* DATASET RECORDS:
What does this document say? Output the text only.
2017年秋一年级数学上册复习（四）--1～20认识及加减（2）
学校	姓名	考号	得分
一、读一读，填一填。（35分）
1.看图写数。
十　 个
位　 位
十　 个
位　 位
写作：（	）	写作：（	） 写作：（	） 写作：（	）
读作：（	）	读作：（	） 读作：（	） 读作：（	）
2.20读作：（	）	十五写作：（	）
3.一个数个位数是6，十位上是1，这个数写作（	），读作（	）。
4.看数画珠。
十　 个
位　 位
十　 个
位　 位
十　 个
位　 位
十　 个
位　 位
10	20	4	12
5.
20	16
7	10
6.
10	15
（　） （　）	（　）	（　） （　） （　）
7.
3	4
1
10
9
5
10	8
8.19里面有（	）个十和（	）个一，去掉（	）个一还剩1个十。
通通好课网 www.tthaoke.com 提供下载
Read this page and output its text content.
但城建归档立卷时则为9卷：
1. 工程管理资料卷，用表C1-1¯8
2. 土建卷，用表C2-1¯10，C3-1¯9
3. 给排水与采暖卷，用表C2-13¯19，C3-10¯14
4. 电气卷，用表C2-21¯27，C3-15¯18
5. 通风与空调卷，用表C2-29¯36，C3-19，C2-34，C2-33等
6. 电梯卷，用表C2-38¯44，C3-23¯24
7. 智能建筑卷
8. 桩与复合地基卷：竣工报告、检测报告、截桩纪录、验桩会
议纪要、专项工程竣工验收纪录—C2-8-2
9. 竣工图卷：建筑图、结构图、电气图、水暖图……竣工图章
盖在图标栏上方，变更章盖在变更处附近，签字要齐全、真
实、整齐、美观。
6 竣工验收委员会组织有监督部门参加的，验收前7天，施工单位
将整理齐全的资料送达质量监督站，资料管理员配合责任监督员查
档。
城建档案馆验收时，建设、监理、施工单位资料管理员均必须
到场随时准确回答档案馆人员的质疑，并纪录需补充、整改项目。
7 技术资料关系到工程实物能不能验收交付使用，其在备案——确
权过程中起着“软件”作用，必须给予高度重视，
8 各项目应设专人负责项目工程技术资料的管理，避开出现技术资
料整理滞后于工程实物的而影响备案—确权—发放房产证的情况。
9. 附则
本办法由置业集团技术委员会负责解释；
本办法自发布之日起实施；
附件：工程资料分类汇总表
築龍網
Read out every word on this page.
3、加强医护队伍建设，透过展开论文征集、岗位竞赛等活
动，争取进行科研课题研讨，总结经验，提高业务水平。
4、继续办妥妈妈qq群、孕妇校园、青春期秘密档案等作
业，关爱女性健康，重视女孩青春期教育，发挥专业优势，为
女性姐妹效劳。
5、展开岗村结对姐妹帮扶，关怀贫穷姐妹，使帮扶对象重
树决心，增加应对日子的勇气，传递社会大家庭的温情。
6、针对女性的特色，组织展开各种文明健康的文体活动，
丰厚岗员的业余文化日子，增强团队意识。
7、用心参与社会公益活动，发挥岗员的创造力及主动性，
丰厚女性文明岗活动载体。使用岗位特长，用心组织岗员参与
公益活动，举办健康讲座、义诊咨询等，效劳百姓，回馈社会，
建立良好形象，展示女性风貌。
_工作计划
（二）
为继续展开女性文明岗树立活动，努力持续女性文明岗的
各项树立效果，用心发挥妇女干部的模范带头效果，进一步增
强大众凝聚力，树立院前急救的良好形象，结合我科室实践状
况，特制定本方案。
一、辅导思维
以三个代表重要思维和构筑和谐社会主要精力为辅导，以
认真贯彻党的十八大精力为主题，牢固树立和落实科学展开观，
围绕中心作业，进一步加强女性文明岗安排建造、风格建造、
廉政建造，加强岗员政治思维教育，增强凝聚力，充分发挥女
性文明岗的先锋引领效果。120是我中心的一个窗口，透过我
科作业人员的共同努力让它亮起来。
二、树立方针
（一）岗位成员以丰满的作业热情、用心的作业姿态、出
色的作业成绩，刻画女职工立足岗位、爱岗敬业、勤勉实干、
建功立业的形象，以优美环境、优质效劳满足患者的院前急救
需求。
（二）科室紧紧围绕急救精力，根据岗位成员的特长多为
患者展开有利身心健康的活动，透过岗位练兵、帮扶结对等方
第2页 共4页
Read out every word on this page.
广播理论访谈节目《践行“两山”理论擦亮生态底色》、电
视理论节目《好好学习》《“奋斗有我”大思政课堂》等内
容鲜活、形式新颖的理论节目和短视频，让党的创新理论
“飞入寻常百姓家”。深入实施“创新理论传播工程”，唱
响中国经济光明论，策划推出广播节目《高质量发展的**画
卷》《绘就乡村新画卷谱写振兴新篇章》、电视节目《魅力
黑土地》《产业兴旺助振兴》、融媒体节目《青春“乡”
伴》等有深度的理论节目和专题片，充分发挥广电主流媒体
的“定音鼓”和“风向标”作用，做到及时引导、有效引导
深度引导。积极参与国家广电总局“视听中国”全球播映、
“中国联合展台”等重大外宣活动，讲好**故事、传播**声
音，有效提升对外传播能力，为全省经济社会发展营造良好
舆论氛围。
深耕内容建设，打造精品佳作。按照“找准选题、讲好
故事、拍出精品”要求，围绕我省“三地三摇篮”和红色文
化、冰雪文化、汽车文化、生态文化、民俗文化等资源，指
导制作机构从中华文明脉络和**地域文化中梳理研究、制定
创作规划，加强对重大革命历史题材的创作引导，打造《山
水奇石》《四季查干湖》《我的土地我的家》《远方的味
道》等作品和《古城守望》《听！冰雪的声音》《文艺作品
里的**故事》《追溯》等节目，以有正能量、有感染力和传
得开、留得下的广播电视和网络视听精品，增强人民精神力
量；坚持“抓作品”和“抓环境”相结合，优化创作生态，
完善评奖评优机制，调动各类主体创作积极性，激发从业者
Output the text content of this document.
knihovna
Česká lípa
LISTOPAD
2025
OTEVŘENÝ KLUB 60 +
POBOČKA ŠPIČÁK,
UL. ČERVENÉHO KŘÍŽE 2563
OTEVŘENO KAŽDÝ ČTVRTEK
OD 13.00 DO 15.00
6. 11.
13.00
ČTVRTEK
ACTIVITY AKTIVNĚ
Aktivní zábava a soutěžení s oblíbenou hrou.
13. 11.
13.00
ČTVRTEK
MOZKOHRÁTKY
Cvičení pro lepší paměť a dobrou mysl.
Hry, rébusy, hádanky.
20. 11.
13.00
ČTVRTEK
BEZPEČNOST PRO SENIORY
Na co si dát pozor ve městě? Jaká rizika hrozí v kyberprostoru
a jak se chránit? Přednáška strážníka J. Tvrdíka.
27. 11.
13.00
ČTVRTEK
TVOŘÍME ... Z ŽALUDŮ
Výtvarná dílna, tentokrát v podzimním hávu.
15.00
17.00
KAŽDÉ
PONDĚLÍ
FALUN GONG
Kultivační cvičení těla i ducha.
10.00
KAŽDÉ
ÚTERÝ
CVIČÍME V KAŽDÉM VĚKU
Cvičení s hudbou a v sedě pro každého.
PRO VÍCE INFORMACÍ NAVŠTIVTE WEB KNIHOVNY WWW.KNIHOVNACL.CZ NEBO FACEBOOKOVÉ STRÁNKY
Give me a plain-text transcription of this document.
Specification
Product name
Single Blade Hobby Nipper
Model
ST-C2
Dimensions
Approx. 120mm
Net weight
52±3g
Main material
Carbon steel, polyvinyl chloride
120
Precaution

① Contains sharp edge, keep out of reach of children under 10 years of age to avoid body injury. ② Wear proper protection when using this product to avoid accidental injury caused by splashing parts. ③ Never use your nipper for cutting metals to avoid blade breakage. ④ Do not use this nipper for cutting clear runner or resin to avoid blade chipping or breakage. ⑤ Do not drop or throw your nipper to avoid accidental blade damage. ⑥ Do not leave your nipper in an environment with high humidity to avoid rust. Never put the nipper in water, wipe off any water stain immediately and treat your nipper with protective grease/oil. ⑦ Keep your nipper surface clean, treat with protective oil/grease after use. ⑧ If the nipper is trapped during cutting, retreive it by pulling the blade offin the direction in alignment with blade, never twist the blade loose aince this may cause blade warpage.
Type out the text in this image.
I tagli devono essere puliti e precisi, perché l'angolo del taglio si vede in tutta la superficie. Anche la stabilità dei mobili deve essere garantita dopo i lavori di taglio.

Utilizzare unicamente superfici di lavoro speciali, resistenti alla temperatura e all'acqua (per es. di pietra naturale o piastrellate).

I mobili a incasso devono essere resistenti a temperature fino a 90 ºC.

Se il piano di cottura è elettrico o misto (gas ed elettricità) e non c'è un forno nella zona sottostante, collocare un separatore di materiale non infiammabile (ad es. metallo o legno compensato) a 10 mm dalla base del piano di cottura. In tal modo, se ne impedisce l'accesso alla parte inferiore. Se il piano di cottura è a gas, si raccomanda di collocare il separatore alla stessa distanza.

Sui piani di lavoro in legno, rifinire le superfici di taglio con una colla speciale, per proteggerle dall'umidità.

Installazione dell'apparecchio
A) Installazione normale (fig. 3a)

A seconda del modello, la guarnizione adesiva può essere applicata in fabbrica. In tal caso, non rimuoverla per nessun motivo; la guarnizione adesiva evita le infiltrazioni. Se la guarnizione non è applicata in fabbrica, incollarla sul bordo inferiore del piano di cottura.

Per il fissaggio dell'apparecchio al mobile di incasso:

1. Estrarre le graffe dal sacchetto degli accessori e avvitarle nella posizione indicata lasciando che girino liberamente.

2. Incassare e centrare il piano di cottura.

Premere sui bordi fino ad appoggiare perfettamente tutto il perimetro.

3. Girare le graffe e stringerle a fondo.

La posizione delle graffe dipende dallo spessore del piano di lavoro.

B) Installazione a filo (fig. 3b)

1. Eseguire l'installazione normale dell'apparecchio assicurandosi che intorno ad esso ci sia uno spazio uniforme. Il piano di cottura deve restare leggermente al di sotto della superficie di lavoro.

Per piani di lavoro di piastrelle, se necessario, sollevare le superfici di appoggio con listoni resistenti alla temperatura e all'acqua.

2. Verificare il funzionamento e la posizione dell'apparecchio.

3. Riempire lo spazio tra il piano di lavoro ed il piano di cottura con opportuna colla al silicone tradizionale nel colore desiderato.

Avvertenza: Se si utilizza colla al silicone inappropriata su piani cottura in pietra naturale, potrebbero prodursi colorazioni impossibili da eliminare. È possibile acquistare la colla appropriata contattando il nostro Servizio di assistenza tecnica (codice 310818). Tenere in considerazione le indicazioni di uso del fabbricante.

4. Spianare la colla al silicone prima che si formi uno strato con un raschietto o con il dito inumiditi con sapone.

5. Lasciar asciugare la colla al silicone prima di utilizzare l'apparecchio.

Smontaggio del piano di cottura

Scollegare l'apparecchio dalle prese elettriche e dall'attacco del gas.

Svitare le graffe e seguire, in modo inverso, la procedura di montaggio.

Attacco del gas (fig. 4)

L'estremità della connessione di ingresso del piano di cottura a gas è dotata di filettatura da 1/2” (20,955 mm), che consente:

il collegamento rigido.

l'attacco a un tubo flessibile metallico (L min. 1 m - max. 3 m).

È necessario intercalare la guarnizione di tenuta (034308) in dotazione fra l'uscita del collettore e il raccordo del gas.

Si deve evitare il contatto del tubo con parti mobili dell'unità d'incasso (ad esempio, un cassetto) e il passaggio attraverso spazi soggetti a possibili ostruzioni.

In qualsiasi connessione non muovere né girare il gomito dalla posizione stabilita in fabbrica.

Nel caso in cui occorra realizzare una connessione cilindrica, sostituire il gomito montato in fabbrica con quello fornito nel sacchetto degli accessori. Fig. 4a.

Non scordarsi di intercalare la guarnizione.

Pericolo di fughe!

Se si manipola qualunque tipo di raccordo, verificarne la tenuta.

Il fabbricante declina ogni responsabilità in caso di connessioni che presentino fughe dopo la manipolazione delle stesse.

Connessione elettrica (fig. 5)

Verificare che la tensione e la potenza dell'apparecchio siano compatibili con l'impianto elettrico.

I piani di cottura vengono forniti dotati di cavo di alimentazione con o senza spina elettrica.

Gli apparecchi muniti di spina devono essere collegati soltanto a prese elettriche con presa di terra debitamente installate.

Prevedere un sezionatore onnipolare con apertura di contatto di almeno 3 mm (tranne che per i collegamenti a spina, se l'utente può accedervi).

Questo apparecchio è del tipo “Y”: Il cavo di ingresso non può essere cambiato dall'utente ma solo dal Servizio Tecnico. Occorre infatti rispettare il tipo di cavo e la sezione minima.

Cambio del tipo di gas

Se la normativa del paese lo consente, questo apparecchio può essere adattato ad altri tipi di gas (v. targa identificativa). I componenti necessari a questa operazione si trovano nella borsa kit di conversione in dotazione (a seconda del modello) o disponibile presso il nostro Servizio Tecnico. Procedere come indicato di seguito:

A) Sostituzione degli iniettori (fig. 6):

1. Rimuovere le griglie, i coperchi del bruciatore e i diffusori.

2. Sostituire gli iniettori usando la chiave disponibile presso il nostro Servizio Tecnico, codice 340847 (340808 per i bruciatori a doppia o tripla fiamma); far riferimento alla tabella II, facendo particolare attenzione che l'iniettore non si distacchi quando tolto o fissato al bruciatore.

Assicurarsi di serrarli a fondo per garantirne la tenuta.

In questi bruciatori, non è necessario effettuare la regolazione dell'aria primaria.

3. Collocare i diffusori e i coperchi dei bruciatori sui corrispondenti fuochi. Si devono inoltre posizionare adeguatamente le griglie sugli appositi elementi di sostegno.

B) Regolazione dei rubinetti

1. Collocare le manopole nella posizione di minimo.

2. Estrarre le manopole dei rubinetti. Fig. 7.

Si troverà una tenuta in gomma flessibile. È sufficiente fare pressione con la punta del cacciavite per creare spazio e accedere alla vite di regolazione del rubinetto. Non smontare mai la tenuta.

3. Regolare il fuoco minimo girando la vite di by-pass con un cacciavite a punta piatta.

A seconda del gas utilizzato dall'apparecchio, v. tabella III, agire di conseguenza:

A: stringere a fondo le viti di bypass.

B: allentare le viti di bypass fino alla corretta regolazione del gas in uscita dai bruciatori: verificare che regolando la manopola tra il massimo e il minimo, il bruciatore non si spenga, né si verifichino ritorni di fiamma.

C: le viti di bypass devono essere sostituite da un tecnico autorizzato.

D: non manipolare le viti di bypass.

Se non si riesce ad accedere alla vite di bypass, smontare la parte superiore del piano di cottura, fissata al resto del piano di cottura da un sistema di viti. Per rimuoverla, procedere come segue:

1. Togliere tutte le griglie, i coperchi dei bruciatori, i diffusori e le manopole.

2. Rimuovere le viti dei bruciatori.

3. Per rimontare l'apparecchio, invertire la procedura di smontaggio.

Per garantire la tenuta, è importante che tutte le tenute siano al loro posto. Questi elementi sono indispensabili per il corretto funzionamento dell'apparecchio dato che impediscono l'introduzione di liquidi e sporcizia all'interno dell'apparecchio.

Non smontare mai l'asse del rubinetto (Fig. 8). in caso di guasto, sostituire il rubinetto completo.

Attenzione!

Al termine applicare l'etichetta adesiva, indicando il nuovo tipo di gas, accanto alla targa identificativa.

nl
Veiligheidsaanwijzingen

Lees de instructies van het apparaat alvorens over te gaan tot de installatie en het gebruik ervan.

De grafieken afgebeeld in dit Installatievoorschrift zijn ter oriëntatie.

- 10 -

* SET EXERCISE: Select the lines from the entries that include the word "ingresso".

* EXERCISE RESULT:
L'estremità della connessione di ingresso del piano di cottura a gas è dotata di filettatura da 1/2” (20,955 mm), che consente:
Questo apparecchio è del tipo “Y”: Il cavo di ingresso non può essere cambiato dall'utente ma solo dal Servizio Tecnico. Occorre infatti rispettare il tipo di cavo e la sezione minima.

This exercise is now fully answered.